Data shown »
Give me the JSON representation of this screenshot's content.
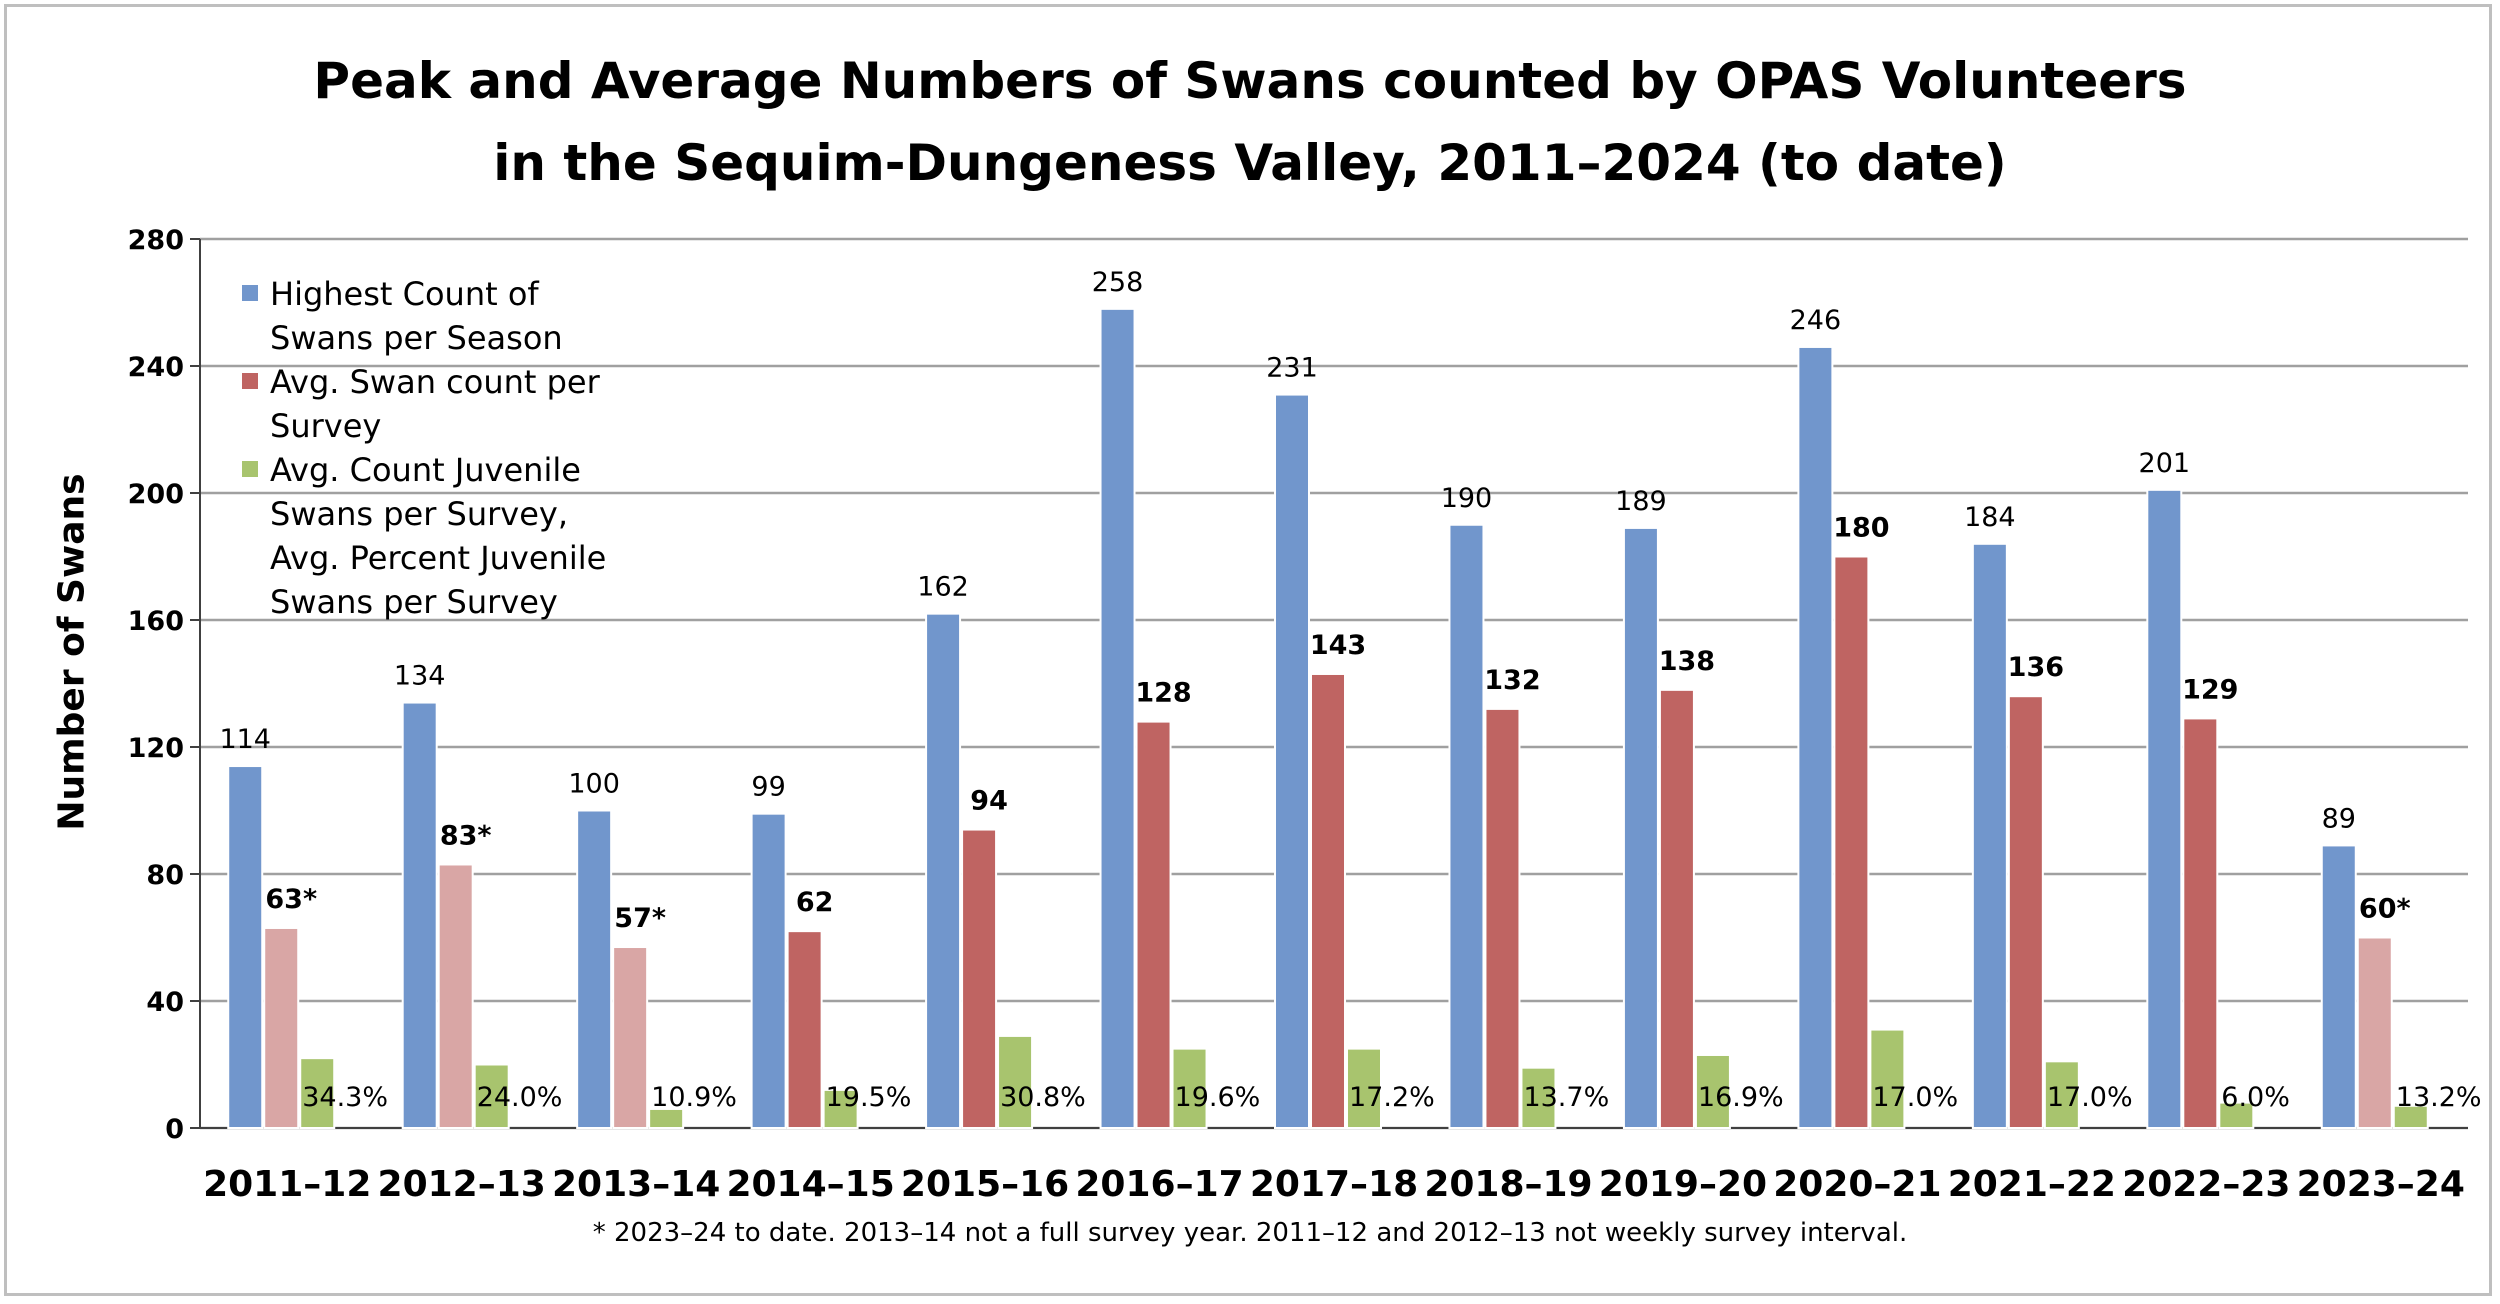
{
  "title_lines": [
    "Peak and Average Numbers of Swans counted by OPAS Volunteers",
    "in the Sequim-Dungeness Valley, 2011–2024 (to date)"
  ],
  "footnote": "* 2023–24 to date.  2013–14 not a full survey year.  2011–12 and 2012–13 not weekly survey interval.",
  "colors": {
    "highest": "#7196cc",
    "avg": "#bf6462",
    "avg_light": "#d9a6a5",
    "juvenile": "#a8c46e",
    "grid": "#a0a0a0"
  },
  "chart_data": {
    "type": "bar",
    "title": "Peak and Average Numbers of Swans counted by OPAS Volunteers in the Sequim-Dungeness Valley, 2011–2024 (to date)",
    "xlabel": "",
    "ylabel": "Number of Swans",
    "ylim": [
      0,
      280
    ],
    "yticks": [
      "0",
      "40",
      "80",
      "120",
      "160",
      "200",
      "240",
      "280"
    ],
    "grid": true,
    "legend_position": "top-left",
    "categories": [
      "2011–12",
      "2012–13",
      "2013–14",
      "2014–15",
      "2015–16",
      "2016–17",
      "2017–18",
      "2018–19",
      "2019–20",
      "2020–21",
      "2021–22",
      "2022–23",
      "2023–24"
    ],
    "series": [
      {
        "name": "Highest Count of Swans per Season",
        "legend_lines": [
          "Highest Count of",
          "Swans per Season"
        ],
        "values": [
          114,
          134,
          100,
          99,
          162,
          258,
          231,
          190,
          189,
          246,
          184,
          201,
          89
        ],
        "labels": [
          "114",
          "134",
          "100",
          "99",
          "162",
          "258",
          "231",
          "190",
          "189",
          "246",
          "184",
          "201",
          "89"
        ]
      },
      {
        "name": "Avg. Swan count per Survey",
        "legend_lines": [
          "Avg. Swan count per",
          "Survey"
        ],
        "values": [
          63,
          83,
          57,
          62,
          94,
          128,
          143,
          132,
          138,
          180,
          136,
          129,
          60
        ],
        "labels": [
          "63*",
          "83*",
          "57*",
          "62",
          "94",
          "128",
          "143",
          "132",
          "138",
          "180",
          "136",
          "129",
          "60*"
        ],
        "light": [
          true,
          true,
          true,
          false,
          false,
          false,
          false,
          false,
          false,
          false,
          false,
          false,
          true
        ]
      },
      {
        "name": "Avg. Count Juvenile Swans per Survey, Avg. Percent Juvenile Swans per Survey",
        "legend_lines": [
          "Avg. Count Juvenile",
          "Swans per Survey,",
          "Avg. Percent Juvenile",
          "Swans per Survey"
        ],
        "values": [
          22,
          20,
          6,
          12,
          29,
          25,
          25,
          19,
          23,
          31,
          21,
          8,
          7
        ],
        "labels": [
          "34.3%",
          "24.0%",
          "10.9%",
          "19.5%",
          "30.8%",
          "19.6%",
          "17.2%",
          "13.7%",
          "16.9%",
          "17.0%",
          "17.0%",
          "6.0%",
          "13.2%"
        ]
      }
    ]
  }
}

Description of the task »
The lines sought are those in the data above that include the string "Peak"; copy each one.

Response below »
    "Peak and Average Numbers of Swans counted by OPAS Volunteers",
    "title": "Peak and Average Numbers of Swans counted by OPAS Volunteers in the Sequim-Dungeness Valley, 2011–2024 (to date)",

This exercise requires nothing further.